--- Start ---

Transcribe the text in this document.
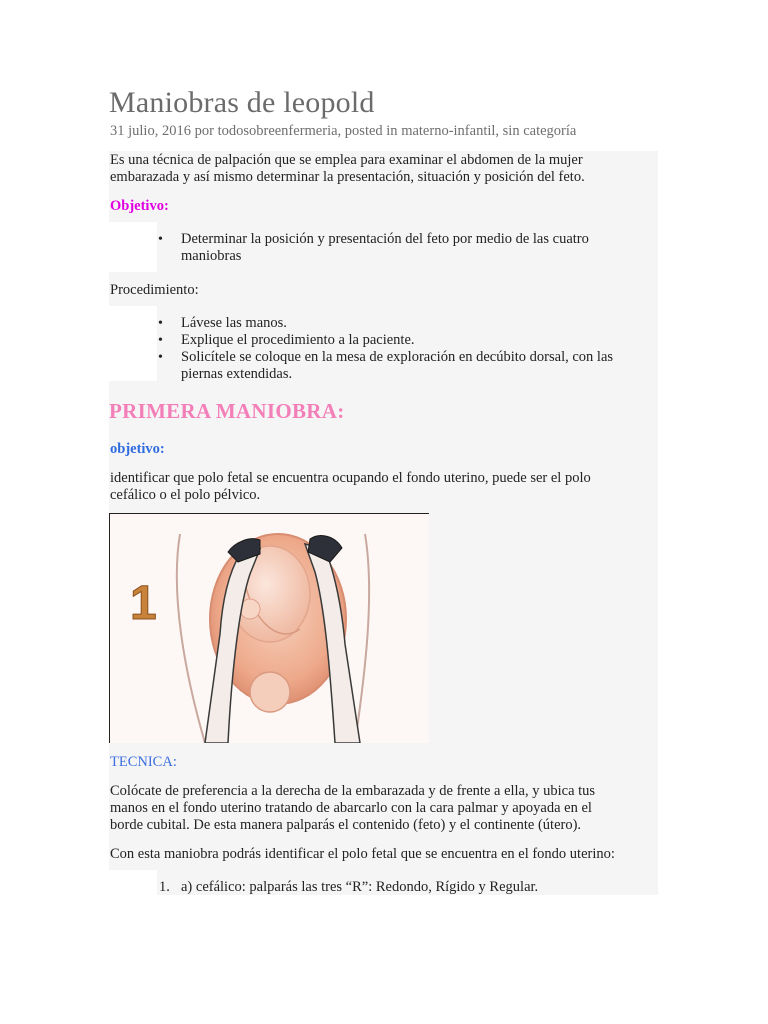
Maniobras de leopold
31 julio, 2016 por todosobreenfermeria, posted in materno-infantil, sin categoría

Es una técnica de palpación que se emplea para examinar el abdomen de la mujer

embarazada y así mismo determinar la presentación, situación y posición del feto.

Objetivo:
• Determinar la posición y presentación del feto por medio de las cuatro
maniobras

Procedimiento:

• Lávese las manos.
• Explique el procedimiento a la paciente.
• Solicítele se coloque en la mesa de exploración en decúbito dorsal, con las
piernas extendidas.
PRIMERA MANIOBRA:
objetivo:

identificar que polo fetal se encuentra ocupando el fondo uterino, puede ser el polo

cefálico o el polo pélvico.

1
TECNICA:

Colócate de preferencia a la derecha de la embarazada y de frente a ella, y ubica tus

manos en el fondo uterino tratando de abarcarlo con la cara palmar y apoyada en el

borde cubital. De esta manera palparás el contenido (feto) y el continente (útero).

Con esta maniobra podrás identificar el polo fetal que se encuentra en el fondo uterino:

1. a) cefálico: palparás las tres “R”: Redondo, Rígido y Regular.
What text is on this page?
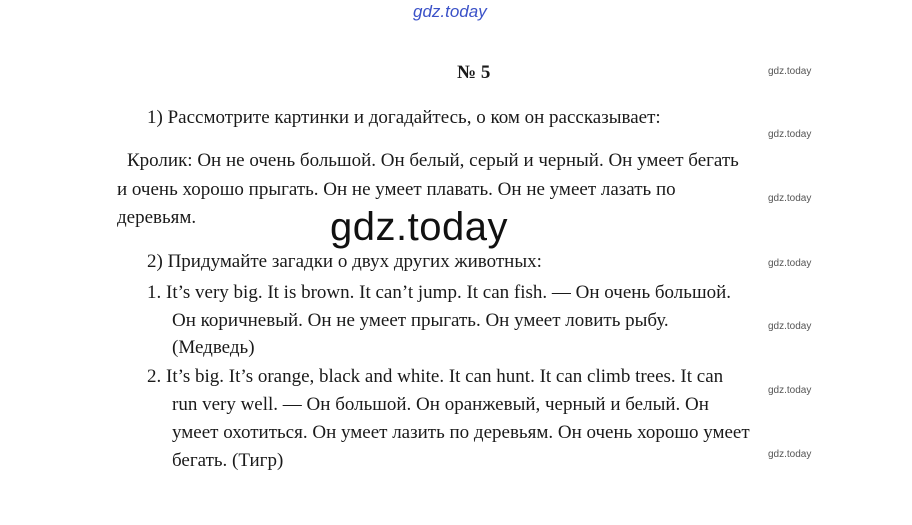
gdz.today
№ 5	gdz.today
gdz.today
gdz.today
gdz.today
gdz.today
gdz.today
gdz.today
1) Рассмотрите картинки и догадайтесь, о ком он рассказывает:
Кролик: Он не очень большой. Он белый, серый и черный. Он умеет бегать
и очень хорошо прыгать. Он не умеет плавать. Он не умеет лазать по
деревьям.
2) Придумайте загадки о двух других животных:
1. It’s very big. It is brown. It can’t jump. It can fish. — Он очень большой.
Он коричневый. Он не умеет прыгать. Он умеет ловить рыбу.
(Медведь)
2. It’s big. It’s orange, black and white. It can hunt. It can climb trees. It can
run very well. — Он большой. Он оранжевый, черный и белый. Он
умеет охотиться. Он умеет лазить по деревьям. Он очень хорошо умеет
бегать. (Тигр)
gdz.today
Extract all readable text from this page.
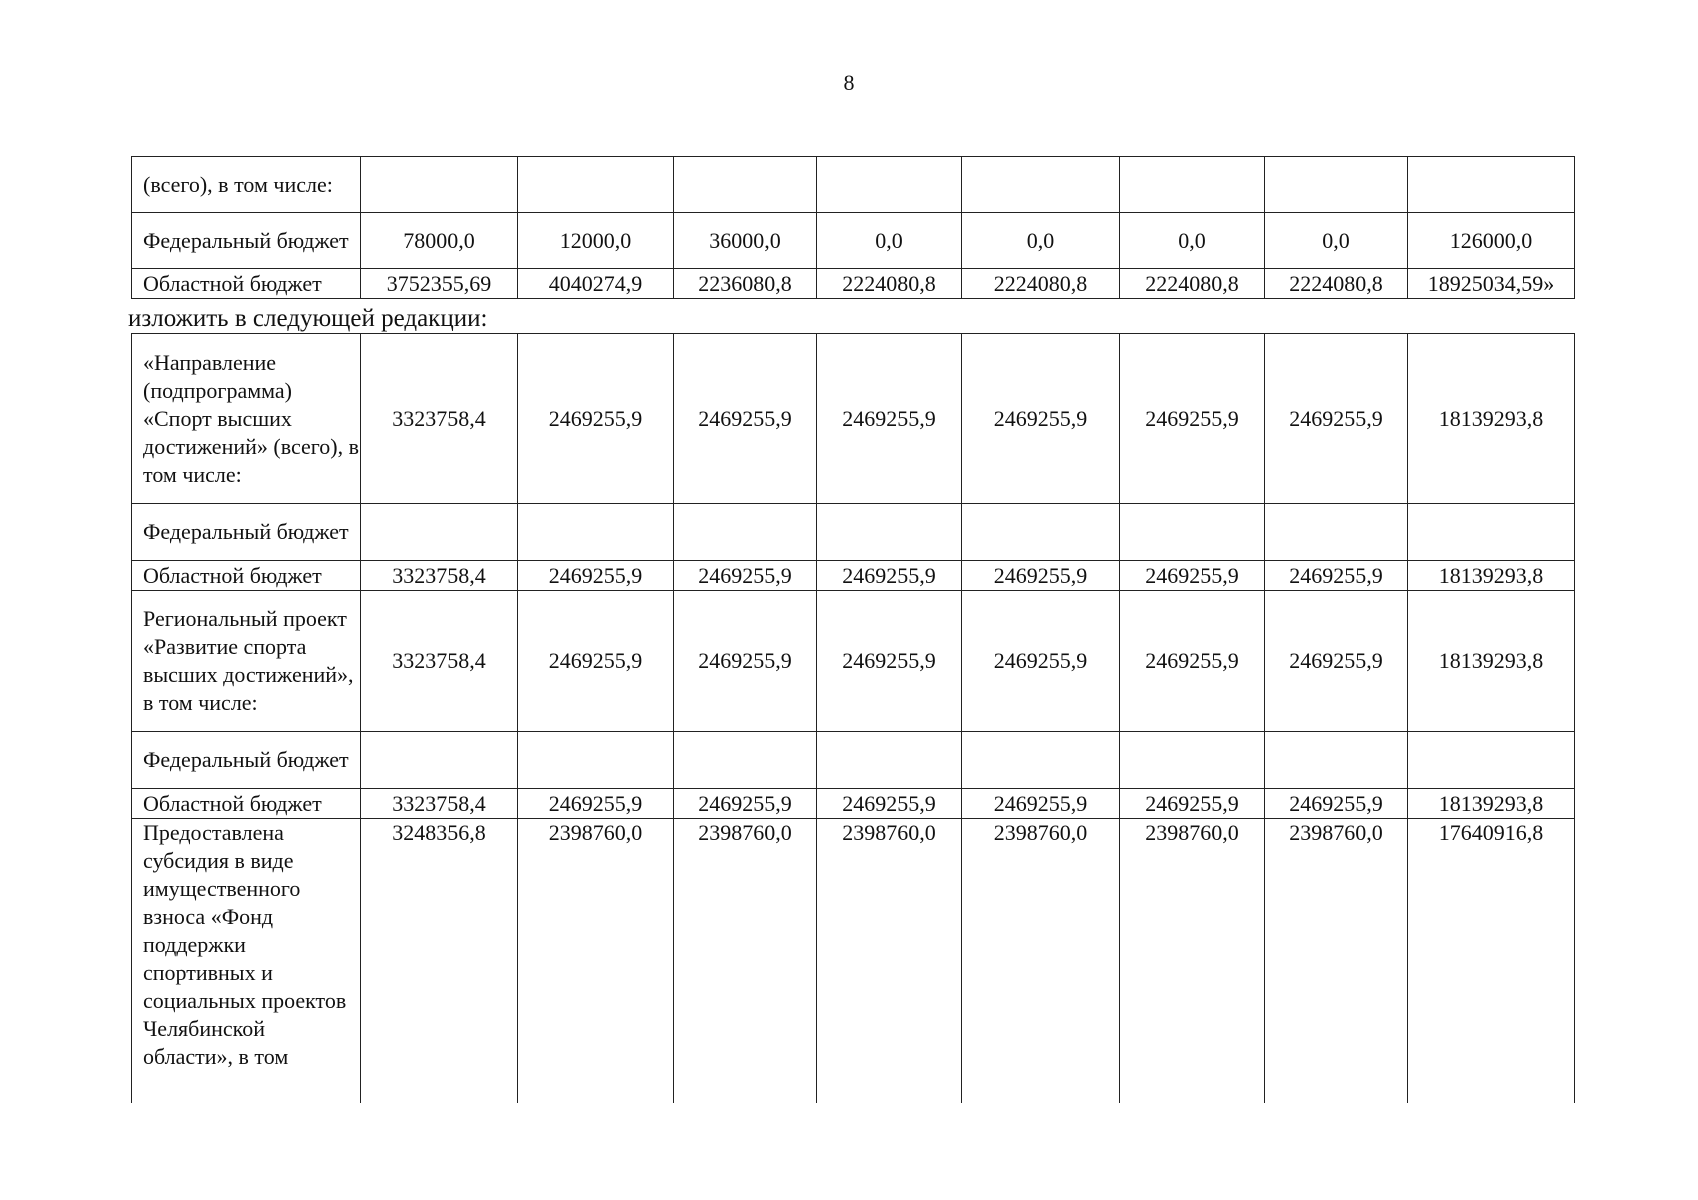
8
(всего), в том числе:								
Федеральный бюджет	78000,0	12000,0	36000,0	0,0	0,0	0,0	0,0	126000,0
Областной бюджет	3752355,69	4040274,9	2236080,8	2224080,8	2224080,8	2224080,8	2224080,8	18925034,59»
изложить в следующей редакции:
«Направление (подпрограмма) «Спорт высших достижений» (всего), в том числе:	3323758,4	2469255,9	2469255,9	2469255,9	2469255,9	2469255,9	2469255,9	18139293,8
Федеральный бюджет								
Областной бюджет	3323758,4	2469255,9	2469255,9	2469255,9	2469255,9	2469255,9	2469255,9	18139293,8
Региональный проект «Развитие спорта высших достижений», в том числе:	3323758,4	2469255,9	2469255,9	2469255,9	2469255,9	2469255,9	2469255,9	18139293,8
Федеральный бюджет								
Областной бюджет	3323758,4	2469255,9	2469255,9	2469255,9	2469255,9	2469255,9	2469255,9	18139293,8
Предоставлена субсидия в виде имущественного взноса «Фонд поддержки спортивных и социальных проектов Челябинской области», в том	3248356,8	2398760,0	2398760,0	2398760,0	2398760,0	2398760,0	2398760,0	17640916,8
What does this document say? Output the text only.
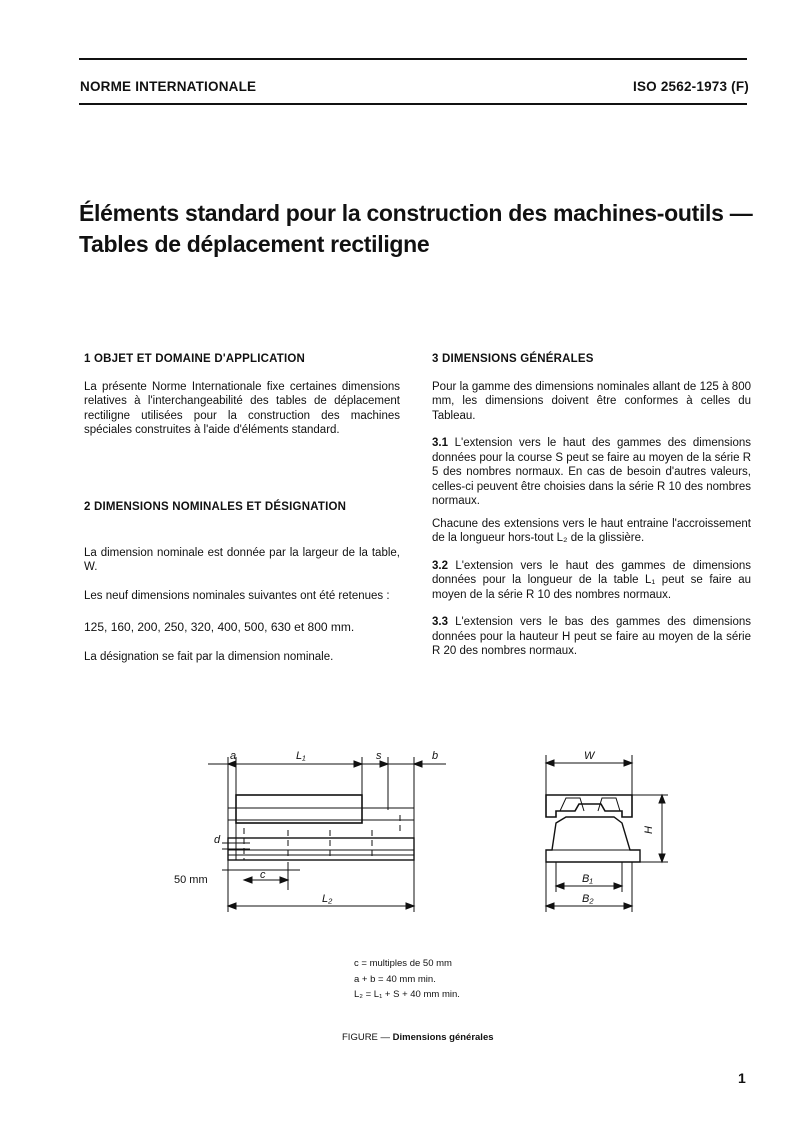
NORME INTERNATIONALE	ISO 2562-1973 (F)
Éléments standard pour la construction des machines-outils —
Tables de déplacement rectiligne
1 OBJET ET DOMAINE D'APPLICATION

La présente Norme Internationale fixe certaines dimensions relatives à l'interchangeabilité des tables de déplacement rectiligne utilisées pour la construction des machines spéciales construites à l'aide d'éléments standard.

2 DIMENSIONS NOMINALES ET DÉSIGNATION

La dimension nominale est donnée par la largeur de la table, W.

Les neuf dimensions nominales suivantes ont été retenues :

125, 160, 200, 250, 320, 400, 500, 630 et 800 mm.

La désignation se fait par la dimension nominale.

3 DIMENSIONS GÉNÉRALES

Pour la gamme des dimensions nominales allant de 125 à 800 mm, les dimensions doivent être conformes à celles du Tableau.

3.1 L'extension vers le haut des gammes des dimensions données pour la course S peut se faire au moyen de la série R 5 des nombres normaux. En cas de besoin d'autres valeurs, celles-ci peuvent être choisies dans la série R 10 des nombres normaux.

Chacune des extensions vers le haut entraine l'accroissement de la longueur hors-tout L₂ de la glissière.

3.2 L'extension vers le haut des gammes de dimensions données pour la longueur de la table L₁ peut se faire au moyen de la série R 10 des nombres normaux.

3.3 L'extension vers le bas des gammes des dimensions données pour la hauteur H peut se faire au moyen de la série R 20 des nombres normaux.

a	L₁	s	b
d
50 mm	c
L₂
W
H
B₁
B₂
c = multiples de 50 mm
a + b = 40 mm min.
L₂ = L₁ + S + 40 mm min.
FIGURE — Dimensions générales
1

--- End ---

• [Given request]:
Retype the entries word for word. Omit any images.

• [Result of this exercise]:
Transcribe the text in this document.
Maniobras de leopold
31 julio, 2016 por todosobreenfermeria, posted in materno-infantil, sin categoría

Es una técnica de palpación que se emplea para examinar el abdomen de la mujer

embarazada y así mismo determinar la presentación, situación y posición del feto.

Objetivo:
• Determinar la posición y presentación del feto por medio de las cuatro
maniobras

Procedimiento:

• Lávese las manos.
• Explique el procedimiento a la paciente.
• Solicítele se coloque en la mesa de exploración en decúbito dorsal, con las
piernas extendidas.
PRIMERA MANIOBRA:
objetivo:

identificar que polo fetal se encuentra ocupando el fondo uterino, puede ser el polo

cefálico o el polo pélvico.

1
TECNICA:

Colócate de preferencia a la derecha de la embarazada y de frente a ella, y ubica tus

manos en el fondo uterino tratando de abarcarlo con la cara palmar y apoyada en el

borde cubital. De esta manera palparás el contenido (feto) y el continente (útero).

Con esta maniobra podrás identificar el polo fetal que se encuentra en el fondo uterino:

1. a) cefálico: palparás las tres “R”: Redondo, Rígido y Regular.
What text is on this page?
gdz.today
№ 5	gdz.today
gdz.today
gdz.today
gdz.today
gdz.today
gdz.today
gdz.today
1) Рассмотрите картинки и догадайтесь, о ком он рассказывает:
Кролик: Он не очень большой. Он белый, серый и черный. Он умеет бегать
и очень хорошо прыгать. Он не умеет плавать. Он не умеет лазать по
деревьям.
2) Придумайте загадки о двух других животных:
1. It’s very big. It is brown. It can’t jump. It can fish. — Он очень большой.
Он коричневый. Он не умеет прыгать. Он умеет ловить рыбу.
(Медведь)
2. It’s big. It’s orange, black and white. It can hunt. It can climb trees. It can
run very well. — Он большой. Он оранжевый, черный и белый. Он
умеет охотиться. Он умеет лазить по деревьям. Он очень хорошо умеет
бегать. (Тигр)
gdz.today
Extract all readable text from this page.
8
(всего), в том числе:								
Федеральный бюджет	78000,0	12000,0	36000,0	0,0	0,0	0,0	0,0	126000,0
Областной бюджет	3752355,69	4040274,9	2236080,8	2224080,8	2224080,8	2224080,8	2224080,8	18925034,59»
изложить в следующей редакции:
«Направление (подпрограмма) «Спорт высших достижений» (всего), в том числе:	3323758,4	2469255,9	2469255,9	2469255,9	2469255,9	2469255,9	2469255,9	18139293,8
Федеральный бюджет								
Областной бюджет	3323758,4	2469255,9	2469255,9	2469255,9	2469255,9	2469255,9	2469255,9	18139293,8
Региональный проект «Развитие спорта высших достижений», в том числе:	3323758,4	2469255,9	2469255,9	2469255,9	2469255,9	2469255,9	2469255,9	18139293,8
Федеральный бюджет								
Областной бюджет	3323758,4	2469255,9	2469255,9	2469255,9	2469255,9	2469255,9	2469255,9	18139293,8
Предоставлена субсидия в виде имущественного взноса «Фонд поддержки спортивных и социальных проектов Челябинской области», в том	3248356,8	2398760,0	2398760,0	2398760,0	2398760,0	2398760,0	2398760,0	17640916,8
What does this document say? Output the text only.
NORME INTERNATIONALE	ISO 2562-1973 (F)
Éléments standard pour la construction des machines-outils —
Tables de déplacement rectiligne
1 OBJET ET DOMAINE D'APPLICATION

La présente Norme Internationale fixe certaines dimensions relatives à l'interchangeabilité des tables de déplacement rectiligne utilisées pour la construction des machines spéciales construites à l'aide d'éléments standard.

2 DIMENSIONS NOMINALES ET DÉSIGNATION

La dimension nominale est donnée par la largeur de la table, W.

Les neuf dimensions nominales suivantes ont été retenues :

125, 160, 200, 250, 320, 400, 500, 630 et 800 mm.

La désignation se fait par la dimension nominale.

3 DIMENSIONS GÉNÉRALES

Pour la gamme des dimensions nominales allant de 125 à 800 mm, les dimensions doivent être conformes à celles du Tableau.

3.1 L'extension vers le haut des gammes des dimensions données pour la course S peut se faire au moyen de la série R 5 des nombres normaux. En cas de besoin d'autres valeurs, celles-ci peuvent être choisies dans la série R 10 des nombres normaux.

Chacune des extensions vers le haut entraine l'accroissement de la longueur hors-tout L₂ de la glissière.

3.2 L'extension vers le haut des gammes de dimensions données pour la longueur de la table L₁ peut se faire au moyen de la série R 10 des nombres normaux.

3.3 L'extension vers le bas des gammes des dimensions données pour la hauteur H peut se faire au moyen de la série R 20 des nombres normaux.

a	L₁	s	b
d
50 mm	c
L₂
W
H
B₁
B₂
c = multiples de 50 mm
a + b = 40 mm min.
L₂ = L₁ + S + 40 mm min.
FIGURE — Dimensions générales
1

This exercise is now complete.